**Task objective:** From the listing below, extract every line in which the word "comma" appears.

**Stored dataset items:**

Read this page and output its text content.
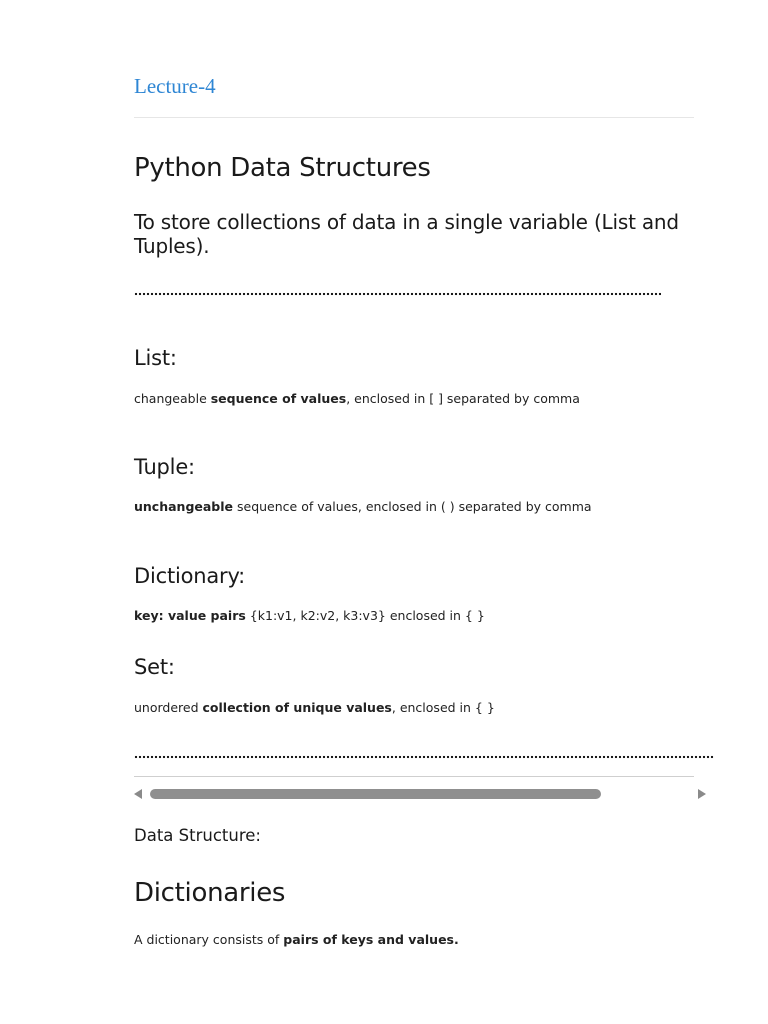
Lecture-4
Python Data Structures
To store collections of data in a single variable (List and Tuples).
List:
changeable sequence of values, enclosed in [ ] separated by comma
Tuple:
unchangeable sequence of values, enclosed in ( ) separated by comma
Dictionary:
key: value pairs {k1:v1, k2:v2, k3:v3} enclosed in { }
Set:
unordered collection of unique values, enclosed in { }
Data Structure:
Dictionaries
A dictionary consists of pairs of keys and values.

**Written answer:**
changeable sequence of values, enclosed in [ ] separated by comma
unchangeable sequence of values, enclosed in ( ) separated by comma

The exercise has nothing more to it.